PROMPT:
Your task is to extract every line from the material below exactly.

INFORMATION SHOWN:
+++

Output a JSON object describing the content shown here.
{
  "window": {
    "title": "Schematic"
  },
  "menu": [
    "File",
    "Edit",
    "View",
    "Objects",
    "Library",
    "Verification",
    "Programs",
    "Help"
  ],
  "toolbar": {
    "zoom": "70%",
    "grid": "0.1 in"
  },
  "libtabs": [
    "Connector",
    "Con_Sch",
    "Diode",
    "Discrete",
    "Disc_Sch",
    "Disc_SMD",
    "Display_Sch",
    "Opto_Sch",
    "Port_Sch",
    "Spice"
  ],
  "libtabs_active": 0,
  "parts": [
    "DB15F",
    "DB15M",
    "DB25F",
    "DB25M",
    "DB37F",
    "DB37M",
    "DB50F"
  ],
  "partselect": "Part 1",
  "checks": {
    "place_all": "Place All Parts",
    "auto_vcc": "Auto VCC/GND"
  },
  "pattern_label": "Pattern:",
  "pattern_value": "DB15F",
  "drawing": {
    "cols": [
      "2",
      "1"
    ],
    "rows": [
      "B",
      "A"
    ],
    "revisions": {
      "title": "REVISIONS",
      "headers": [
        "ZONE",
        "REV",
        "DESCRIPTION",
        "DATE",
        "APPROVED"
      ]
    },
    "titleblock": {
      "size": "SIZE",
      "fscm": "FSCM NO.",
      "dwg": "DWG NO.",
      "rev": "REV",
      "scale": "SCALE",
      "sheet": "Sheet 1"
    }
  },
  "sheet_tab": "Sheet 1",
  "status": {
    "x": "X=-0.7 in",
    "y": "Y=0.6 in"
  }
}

+++

ANSWER TO THE PROBLEM:
Output a JSON object describing the content shown here.
{
  "window": {
    "title": "Schematic"
  },
  "menu": [
    "File",
    "Edit",
    "View",
    "Objects",
    "Library",
    "Verification",
    "Programs",
    "Help"
  ],
  "toolbar": {
    "zoom": "70%",
    "grid": "0.1 in"
  },
  "libtabs": [
    "Connector",
    "Con_Sch",
    "Diode",
    "Discrete",
    "Disc_Sch",
    "Disc_SMD",
    "Display_Sch",
    "Opto_Sch",
    "Port_Sch",
    "Spice"
  ],
  "libtabs_active": 0,
  "parts": [
    "DB15F",
    "DB15M",
    "DB25F",
    "DB25M",
    "DB37F",
    "DB37M",
    "DB50F"
  ],
  "partselect": "Part 1",
  "checks": {
    "place_all": "Place All Parts",
    "auto_vcc": "Auto VCC/GND"
  },
  "pattern_label": "Pattern:",
  "pattern_value": "DB15F",
  "drawing": {
    "cols": [
      "2",
      "1"
    ],
    "rows": [
      "B",
      "A"
    ],
    "revisions": {
      "title": "REVISIONS",
      "headers": [
        "ZONE",
        "REV",
        "DESCRIPTION",
        "DATE",
        "APPROVED"
      ]
    },
    "titleblock": {
      "size": "SIZE",
      "fscm": "FSCM NO.",
      "dwg": "DWG NO.",
      "rev": "REV",
      "scale": "SCALE",
      "sheet": "Sheet 1"
    }
  },
  "sheet_tab": "Sheet 1",
  "status": {
    "x": "X=-0.7 in",
    "y": "Y=0.6 in"
  }
}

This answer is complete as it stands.